### Data to use

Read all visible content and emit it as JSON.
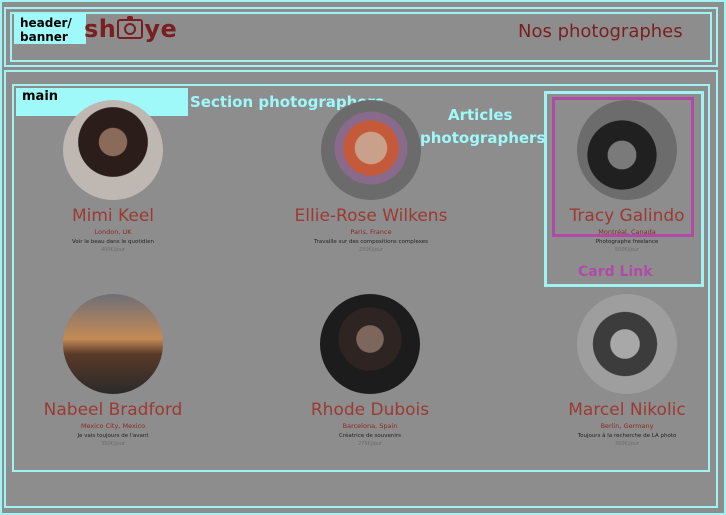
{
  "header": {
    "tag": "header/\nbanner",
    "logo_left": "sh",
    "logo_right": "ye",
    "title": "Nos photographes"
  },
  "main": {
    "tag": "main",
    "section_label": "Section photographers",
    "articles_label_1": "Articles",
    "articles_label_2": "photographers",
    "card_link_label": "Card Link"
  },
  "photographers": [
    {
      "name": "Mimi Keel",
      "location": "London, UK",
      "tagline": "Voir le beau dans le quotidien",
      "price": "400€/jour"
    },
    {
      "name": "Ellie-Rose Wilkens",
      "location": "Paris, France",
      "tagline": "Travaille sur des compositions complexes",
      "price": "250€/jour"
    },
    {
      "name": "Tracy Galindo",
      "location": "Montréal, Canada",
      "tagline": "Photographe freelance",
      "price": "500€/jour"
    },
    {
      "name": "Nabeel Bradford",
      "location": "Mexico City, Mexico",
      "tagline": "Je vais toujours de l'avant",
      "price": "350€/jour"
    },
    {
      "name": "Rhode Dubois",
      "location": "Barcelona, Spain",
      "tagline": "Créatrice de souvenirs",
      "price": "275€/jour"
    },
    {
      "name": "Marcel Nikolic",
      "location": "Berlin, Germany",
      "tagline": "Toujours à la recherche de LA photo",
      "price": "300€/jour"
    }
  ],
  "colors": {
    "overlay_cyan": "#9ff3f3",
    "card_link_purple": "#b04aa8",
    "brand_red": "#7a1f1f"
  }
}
---
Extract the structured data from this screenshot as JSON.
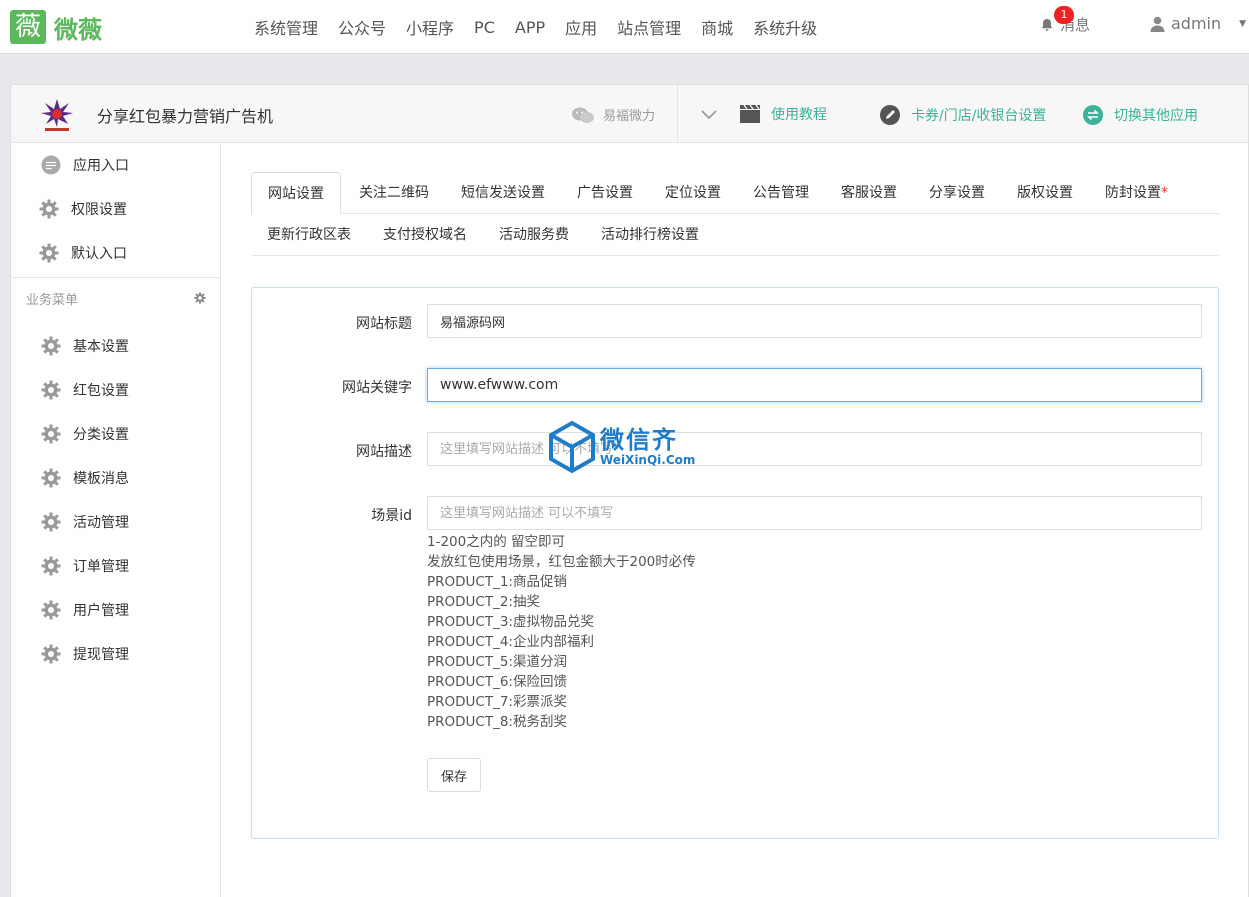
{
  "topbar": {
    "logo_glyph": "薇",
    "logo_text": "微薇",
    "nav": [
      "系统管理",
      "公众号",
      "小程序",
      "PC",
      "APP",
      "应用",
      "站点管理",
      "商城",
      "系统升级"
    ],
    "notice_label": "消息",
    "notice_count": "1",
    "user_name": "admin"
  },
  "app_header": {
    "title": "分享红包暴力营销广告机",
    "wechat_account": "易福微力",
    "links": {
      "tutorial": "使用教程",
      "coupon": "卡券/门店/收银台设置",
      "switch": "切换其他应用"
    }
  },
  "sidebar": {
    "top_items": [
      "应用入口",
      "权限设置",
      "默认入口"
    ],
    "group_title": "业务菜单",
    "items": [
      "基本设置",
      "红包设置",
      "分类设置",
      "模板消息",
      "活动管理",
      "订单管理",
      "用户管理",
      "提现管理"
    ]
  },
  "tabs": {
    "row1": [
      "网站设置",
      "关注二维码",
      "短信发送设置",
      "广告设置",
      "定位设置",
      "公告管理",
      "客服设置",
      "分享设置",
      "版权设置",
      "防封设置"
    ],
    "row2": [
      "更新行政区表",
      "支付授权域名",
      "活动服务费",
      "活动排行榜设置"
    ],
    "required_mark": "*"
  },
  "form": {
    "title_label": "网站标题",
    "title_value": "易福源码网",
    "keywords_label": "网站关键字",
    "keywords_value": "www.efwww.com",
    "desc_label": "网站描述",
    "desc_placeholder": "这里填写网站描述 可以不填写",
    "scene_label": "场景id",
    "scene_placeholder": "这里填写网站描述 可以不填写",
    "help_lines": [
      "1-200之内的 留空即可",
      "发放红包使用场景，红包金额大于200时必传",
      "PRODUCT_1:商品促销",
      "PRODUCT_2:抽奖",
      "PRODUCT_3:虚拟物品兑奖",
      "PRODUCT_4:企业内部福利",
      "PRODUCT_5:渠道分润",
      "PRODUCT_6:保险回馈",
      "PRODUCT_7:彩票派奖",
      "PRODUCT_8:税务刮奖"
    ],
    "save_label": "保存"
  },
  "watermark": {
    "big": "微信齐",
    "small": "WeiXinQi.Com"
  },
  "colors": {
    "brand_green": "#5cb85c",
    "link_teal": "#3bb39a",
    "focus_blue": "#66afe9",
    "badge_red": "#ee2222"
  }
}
==
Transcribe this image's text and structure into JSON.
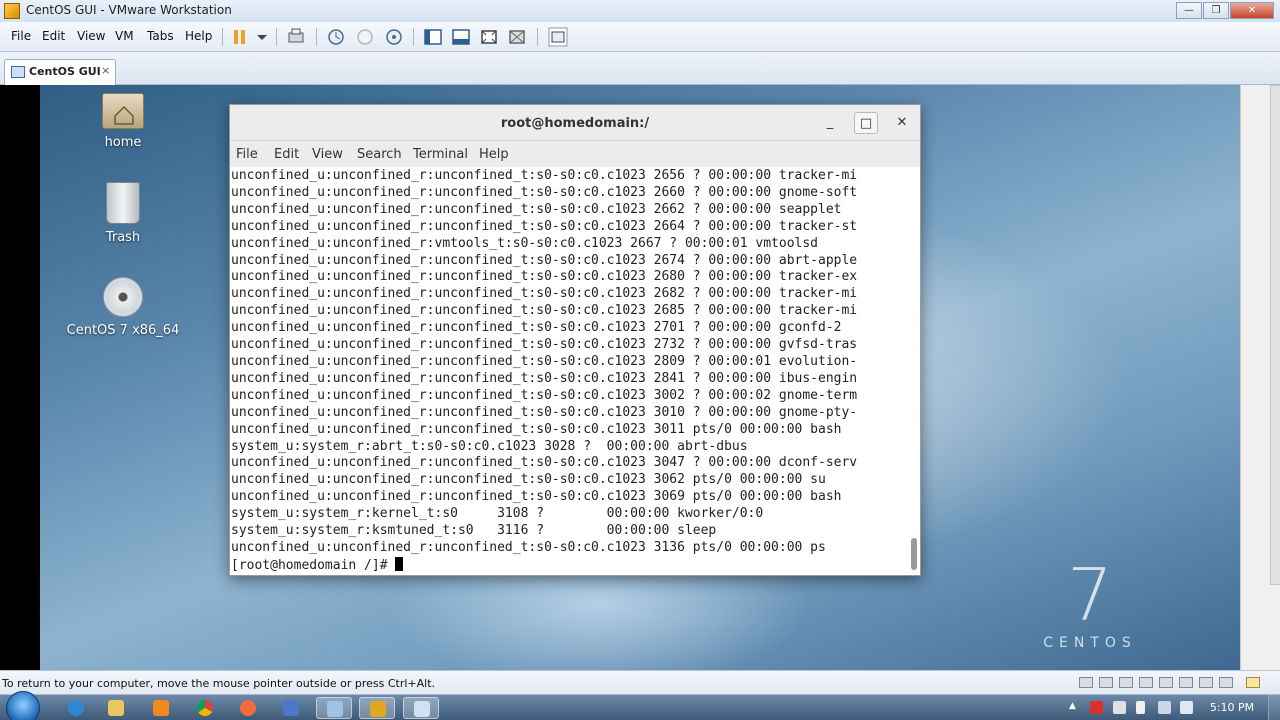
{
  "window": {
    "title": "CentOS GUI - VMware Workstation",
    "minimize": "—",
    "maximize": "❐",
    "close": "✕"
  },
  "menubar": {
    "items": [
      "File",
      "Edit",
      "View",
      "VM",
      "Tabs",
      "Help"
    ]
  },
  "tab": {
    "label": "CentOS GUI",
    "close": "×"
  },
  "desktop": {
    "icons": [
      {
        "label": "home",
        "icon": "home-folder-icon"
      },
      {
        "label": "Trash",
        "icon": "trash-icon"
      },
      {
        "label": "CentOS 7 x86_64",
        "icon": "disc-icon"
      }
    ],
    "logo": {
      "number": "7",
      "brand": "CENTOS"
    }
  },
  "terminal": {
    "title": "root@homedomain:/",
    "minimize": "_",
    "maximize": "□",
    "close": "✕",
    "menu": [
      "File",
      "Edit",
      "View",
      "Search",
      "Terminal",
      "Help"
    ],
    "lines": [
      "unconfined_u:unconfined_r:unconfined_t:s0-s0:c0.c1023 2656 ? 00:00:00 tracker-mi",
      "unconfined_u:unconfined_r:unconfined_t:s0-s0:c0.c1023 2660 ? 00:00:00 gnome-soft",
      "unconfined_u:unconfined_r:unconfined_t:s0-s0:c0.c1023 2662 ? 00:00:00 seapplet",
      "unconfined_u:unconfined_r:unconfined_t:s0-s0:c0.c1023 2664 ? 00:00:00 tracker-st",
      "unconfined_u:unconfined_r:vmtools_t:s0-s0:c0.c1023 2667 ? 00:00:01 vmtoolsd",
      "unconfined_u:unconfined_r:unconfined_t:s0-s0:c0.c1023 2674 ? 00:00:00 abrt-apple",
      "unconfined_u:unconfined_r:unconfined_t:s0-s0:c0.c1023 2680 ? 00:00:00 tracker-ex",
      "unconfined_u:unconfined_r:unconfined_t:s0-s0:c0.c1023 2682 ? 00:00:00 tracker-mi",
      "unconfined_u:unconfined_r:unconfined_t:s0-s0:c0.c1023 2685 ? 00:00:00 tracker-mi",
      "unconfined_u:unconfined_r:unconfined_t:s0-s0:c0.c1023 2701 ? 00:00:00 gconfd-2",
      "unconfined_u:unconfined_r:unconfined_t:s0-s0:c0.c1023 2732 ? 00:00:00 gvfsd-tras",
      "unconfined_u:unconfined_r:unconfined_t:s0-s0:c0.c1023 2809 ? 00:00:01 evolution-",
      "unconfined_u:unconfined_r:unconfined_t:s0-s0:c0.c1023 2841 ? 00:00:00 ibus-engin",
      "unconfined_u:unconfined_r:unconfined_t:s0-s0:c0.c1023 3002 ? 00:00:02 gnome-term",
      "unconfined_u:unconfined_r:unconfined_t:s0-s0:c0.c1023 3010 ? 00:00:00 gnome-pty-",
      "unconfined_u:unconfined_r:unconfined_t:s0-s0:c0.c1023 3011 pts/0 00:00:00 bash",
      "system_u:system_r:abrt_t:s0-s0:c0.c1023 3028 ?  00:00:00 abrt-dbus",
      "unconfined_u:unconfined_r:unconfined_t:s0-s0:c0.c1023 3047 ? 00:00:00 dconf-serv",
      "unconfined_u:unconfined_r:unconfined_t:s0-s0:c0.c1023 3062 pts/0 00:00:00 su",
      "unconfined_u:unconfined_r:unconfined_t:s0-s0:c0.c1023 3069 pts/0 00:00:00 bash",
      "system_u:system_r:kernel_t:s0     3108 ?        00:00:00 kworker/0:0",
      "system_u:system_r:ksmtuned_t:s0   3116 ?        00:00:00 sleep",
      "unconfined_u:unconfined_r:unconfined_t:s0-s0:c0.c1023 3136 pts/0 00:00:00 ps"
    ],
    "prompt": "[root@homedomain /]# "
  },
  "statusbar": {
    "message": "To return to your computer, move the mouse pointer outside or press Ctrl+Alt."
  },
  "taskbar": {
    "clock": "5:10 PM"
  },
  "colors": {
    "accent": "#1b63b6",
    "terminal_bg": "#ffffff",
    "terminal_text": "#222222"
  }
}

### Brief
All lines in the data that contain the word "bash" should be copied.

### Exercise response
      "unconfined_u:unconfined_r:unconfined_t:s0-s0:c0.c1023 3011 pts/0 00:00:00 bash",
      "unconfined_u:unconfined_r:unconfined_t:s0-s0:c0.c1023 3069 pts/0 00:00:00 bash",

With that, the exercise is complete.